▶ **Task brief**: Below are records to be output exactly, every one of them.

Data extracted from a collection
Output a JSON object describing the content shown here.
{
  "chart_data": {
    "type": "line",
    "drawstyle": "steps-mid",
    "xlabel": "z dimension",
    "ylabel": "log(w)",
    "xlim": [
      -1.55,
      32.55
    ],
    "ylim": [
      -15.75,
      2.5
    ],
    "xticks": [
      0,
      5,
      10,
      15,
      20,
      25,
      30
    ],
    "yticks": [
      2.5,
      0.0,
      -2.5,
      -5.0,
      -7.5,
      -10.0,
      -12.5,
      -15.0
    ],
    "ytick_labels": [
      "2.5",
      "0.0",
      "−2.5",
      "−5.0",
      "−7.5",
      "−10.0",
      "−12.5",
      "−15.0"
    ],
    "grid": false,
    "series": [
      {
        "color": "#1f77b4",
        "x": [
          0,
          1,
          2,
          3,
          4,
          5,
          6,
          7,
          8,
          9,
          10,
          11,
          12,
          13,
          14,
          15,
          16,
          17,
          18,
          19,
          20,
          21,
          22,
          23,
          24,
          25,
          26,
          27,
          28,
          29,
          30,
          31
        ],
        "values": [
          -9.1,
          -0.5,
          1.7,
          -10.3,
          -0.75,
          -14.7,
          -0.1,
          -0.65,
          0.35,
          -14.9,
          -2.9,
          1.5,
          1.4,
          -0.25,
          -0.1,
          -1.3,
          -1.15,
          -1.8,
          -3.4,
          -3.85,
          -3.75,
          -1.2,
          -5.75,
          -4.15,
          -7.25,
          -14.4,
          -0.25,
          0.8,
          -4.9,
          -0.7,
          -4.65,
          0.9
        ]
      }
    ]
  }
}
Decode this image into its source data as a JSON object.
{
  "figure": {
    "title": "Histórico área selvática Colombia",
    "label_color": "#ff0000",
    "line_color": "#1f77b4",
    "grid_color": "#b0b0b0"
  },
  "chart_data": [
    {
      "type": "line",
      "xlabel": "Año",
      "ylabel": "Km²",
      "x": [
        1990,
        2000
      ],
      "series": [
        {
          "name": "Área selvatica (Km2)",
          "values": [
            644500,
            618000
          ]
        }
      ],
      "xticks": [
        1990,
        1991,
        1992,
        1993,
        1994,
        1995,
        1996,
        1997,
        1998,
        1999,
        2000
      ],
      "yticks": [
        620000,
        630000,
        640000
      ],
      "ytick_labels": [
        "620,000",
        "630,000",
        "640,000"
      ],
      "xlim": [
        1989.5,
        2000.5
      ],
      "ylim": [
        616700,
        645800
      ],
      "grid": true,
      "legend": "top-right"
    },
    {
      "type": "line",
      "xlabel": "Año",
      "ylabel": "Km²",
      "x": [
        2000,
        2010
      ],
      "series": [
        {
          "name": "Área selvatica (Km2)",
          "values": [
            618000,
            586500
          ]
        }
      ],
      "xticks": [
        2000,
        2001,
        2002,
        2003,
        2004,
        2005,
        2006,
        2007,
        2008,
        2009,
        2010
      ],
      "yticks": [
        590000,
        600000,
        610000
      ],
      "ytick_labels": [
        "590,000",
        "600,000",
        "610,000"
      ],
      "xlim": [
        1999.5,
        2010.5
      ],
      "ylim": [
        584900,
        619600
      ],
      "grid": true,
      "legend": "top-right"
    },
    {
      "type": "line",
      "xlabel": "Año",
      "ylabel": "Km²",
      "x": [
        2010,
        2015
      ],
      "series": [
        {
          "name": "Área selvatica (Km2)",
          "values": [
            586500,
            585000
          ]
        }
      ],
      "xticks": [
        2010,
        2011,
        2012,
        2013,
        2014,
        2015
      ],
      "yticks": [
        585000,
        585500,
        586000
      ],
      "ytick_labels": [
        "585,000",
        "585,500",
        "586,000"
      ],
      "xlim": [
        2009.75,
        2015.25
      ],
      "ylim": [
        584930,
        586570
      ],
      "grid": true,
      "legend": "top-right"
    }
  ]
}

▶ **Answer to this exercise**:
Output a JSON object describing the content shown here.
{
  "chart_data": {
    "type": "line",
    "drawstyle": "steps-mid",
    "xlabel": "z dimension",
    "ylabel": "log(w)",
    "xlim": [
      -1.55,
      32.55
    ],
    "ylim": [
      -15.75,
      2.5
    ],
    "xticks": [
      0,
      5,
      10,
      15,
      20,
      25,
      30
    ],
    "yticks": [
      2.5,
      0.0,
      -2.5,
      -5.0,
      -7.5,
      -10.0,
      -12.5,
      -15.0
    ],
    "ytick_labels": [
      "2.5",
      "0.0",
      "−2.5",
      "−5.0",
      "−7.5",
      "−10.0",
      "−12.5",
      "−15.0"
    ],
    "grid": false,
    "series": [
      {
        "color": "#1f77b4",
        "x": [
          0,
          1,
          2,
          3,
          4,
          5,
          6,
          7,
          8,
          9,
          10,
          11,
          12,
          13,
          14,
          15,
          16,
          17,
          18,
          19,
          20,
          21,
          22,
          23,
          24,
          25,
          26,
          27,
          28,
          29,
          30,
          31
        ],
        "values": [
          -9.1,
          -0.5,
          1.7,
          -10.3,
          -0.75,
          -14.7,
          -0.1,
          -0.65,
          0.35,
          -14.9,
          -2.9,
          1.5,
          1.4,
          -0.25,
          -0.1,
          -1.3,
          -1.15,
          -1.8,
          -3.4,
          -3.85,
          -3.75,
          -1.2,
          -5.75,
          -4.15,
          -7.25,
          -14.4,
          -0.25,
          0.8,
          -4.9,
          -0.7,
          -4.65,
          0.9
        ]
      }
    ]
  }
}
Decode this image into its source data as a JSON object.
{
  "figure": {
    "title": "Histórico área selvática Colombia",
    "label_color": "#ff0000",
    "line_color": "#1f77b4",
    "grid_color": "#b0b0b0"
  },
  "chart_data": [
    {
      "type": "line",
      "xlabel": "Año",
      "ylabel": "Km²",
      "x": [
        1990,
        2000
      ],
      "series": [
        {
          "name": "Área selvatica (Km2)",
          "values": [
            644500,
            618000
          ]
        }
      ],
      "xticks": [
        1990,
        1991,
        1992,
        1993,
        1994,
        1995,
        1996,
        1997,
        1998,
        1999,
        2000
      ],
      "yticks": [
        620000,
        630000,
        640000
      ],
      "ytick_labels": [
        "620,000",
        "630,000",
        "640,000"
      ],
      "xlim": [
        1989.5,
        2000.5
      ],
      "ylim": [
        616700,
        645800
      ],
      "grid": true,
      "legend": "top-right"
    },
    {
      "type": "line",
      "xlabel": "Año",
      "ylabel": "Km²",
      "x": [
        2000,
        2010
      ],
      "series": [
        {
          "name": "Área selvatica (Km2)",
          "values": [
            618000,
            586500
          ]
        }
      ],
      "xticks": [
        2000,
        2001,
        2002,
        2003,
        2004,
        2005,
        2006,
        2007,
        2008,
        2009,
        2010
      ],
      "yticks": [
        590000,
        600000,
        610000
      ],
      "ytick_labels": [
        "590,000",
        "600,000",
        "610,000"
      ],
      "xlim": [
        1999.5,
        2010.5
      ],
      "ylim": [
        584900,
        619600
      ],
      "grid": true,
      "legend": "top-right"
    },
    {
      "type": "line",
      "xlabel": "Año",
      "ylabel": "Km²",
      "x": [
        2010,
        2015
      ],
      "series": [
        {
          "name": "Área selvatica (Km2)",
          "values": [
            586500,
            585000
          ]
        }
      ],
      "xticks": [
        2010,
        2011,
        2012,
        2013,
        2014,
        2015
      ],
      "yticks": [
        585000,
        585500,
        586000
      ],
      "ytick_labels": [
        "585,000",
        "585,500",
        "586,000"
      ],
      "xlim": [
        2009.75,
        2015.25
      ],
      "ylim": [
        584930,
        586570
      ],
      "grid": true,
      "legend": "top-right"
    }
  ]
}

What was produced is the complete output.